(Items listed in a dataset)
#####
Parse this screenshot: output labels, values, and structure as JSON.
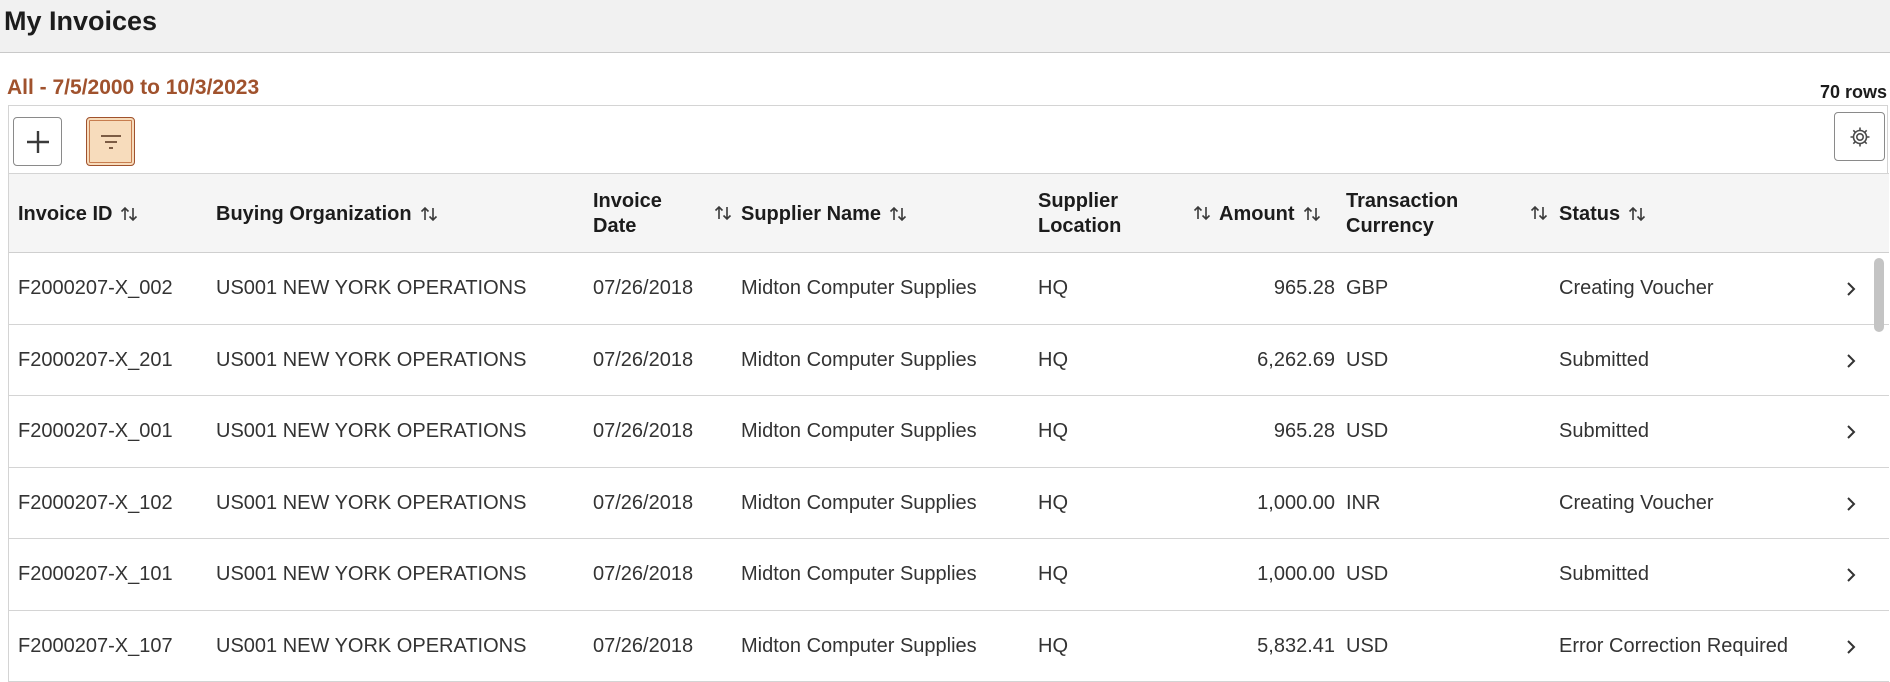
{
  "page": {
    "title": "My Invoices"
  },
  "grid": {
    "subtitle": "All - 7/5/2000 to 10/3/2023",
    "row_count": "70 rows",
    "toolbar": {
      "add_icon": "plus-icon",
      "filter_icon": "filter-icon",
      "settings_icon": "gear-icon"
    },
    "columns": {
      "invoice_id": "Invoice ID",
      "buying_org": "Buying Organization",
      "invoice_date_l1": "Invoice",
      "invoice_date_l2": "Date",
      "supplier_name": "Supplier Name",
      "supplier_loc_l1": "Supplier",
      "supplier_loc_l2": "Location",
      "amount": "Amount",
      "currency_l1": "Transaction",
      "currency_l2": "Currency",
      "status": "Status"
    },
    "rows": [
      {
        "invoice_id": "F2000207-X_002",
        "buying_org": "US001 NEW YORK OPERATIONS",
        "invoice_date": "07/26/2018",
        "supplier_name": "Midton Computer Supplies",
        "supplier_location": "HQ",
        "amount": "965.28",
        "currency": "GBP",
        "status": "Creating Voucher"
      },
      {
        "invoice_id": "F2000207-X_201",
        "buying_org": "US001 NEW YORK OPERATIONS",
        "invoice_date": "07/26/2018",
        "supplier_name": "Midton Computer Supplies",
        "supplier_location": "HQ",
        "amount": "6,262.69",
        "currency": "USD",
        "status": "Submitted"
      },
      {
        "invoice_id": "F2000207-X_001",
        "buying_org": "US001 NEW YORK OPERATIONS",
        "invoice_date": "07/26/2018",
        "supplier_name": "Midton Computer Supplies",
        "supplier_location": "HQ",
        "amount": "965.28",
        "currency": "USD",
        "status": "Submitted"
      },
      {
        "invoice_id": "F2000207-X_102",
        "buying_org": "US001 NEW YORK OPERATIONS",
        "invoice_date": "07/26/2018",
        "supplier_name": "Midton Computer Supplies",
        "supplier_location": "HQ",
        "amount": "1,000.00",
        "currency": "INR",
        "status": "Creating Voucher"
      },
      {
        "invoice_id": "F2000207-X_101",
        "buying_org": "US001 NEW YORK OPERATIONS",
        "invoice_date": "07/26/2018",
        "supplier_name": "Midton Computer Supplies",
        "supplier_location": "HQ",
        "amount": "1,000.00",
        "currency": "USD",
        "status": "Submitted"
      },
      {
        "invoice_id": "F2000207-X_107",
        "buying_org": "US001 NEW YORK OPERATIONS",
        "invoice_date": "07/26/2018",
        "supplier_name": "Midton Computer Supplies",
        "supplier_location": "HQ",
        "amount": "5,832.41",
        "currency": "USD",
        "status": "Error Correction Required"
      }
    ]
  },
  "colors": {
    "accent": "#a0522d",
    "filter_active_bg": "#f7dcbc",
    "header_bg": "#f1f1f1"
  }
}
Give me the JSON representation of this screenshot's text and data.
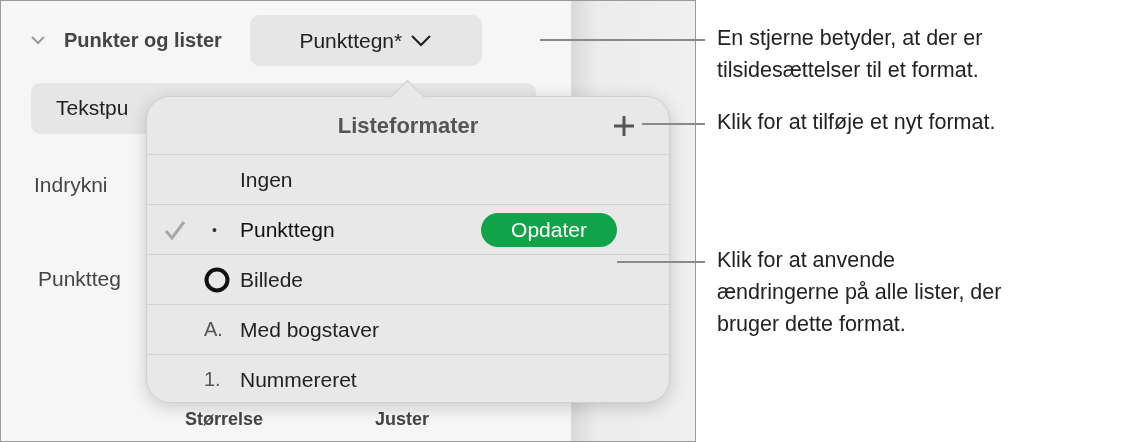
{
  "sidebar": {
    "section_title": "Punkter og lister",
    "expanded": true,
    "style_button": "Punkttegn*",
    "text_field": "Tekstpu",
    "labels": [
      "Indrykni",
      "Punktteg"
    ],
    "footer_labels": [
      "Størrelse",
      "Juster"
    ]
  },
  "popover": {
    "title": "Listeformater",
    "items": [
      {
        "kind": "none",
        "label": "Ingen",
        "selected": false
      },
      {
        "kind": "bullet",
        "marker": "•",
        "label": "Punkttegn",
        "selected": true,
        "action": "Opdater"
      },
      {
        "kind": "image",
        "label": "Billede",
        "selected": false
      },
      {
        "kind": "letter",
        "marker": "A.",
        "label": "Med bogstaver",
        "selected": false
      },
      {
        "kind": "number",
        "marker": "1.",
        "label": "Nummereret",
        "selected": false
      }
    ]
  },
  "callouts": [
    {
      "text": "En stjerne betyder, at der er tilsidesættelser til et format."
    },
    {
      "text": "Klik for at tilføje et nyt format."
    },
    {
      "text": "Klik for at anvende ændringerne på alle lister, der bruger dette format."
    }
  ]
}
#####
→ TASK BRIEF
In the entries above, find every line with the word "Klik" and list it.

→ EXERCISE OUTPUT
      "text": "Klik for at tilføje et nyt format."
      "text": "Klik for at anvende ændringerne på alle lister, der bruger dette format."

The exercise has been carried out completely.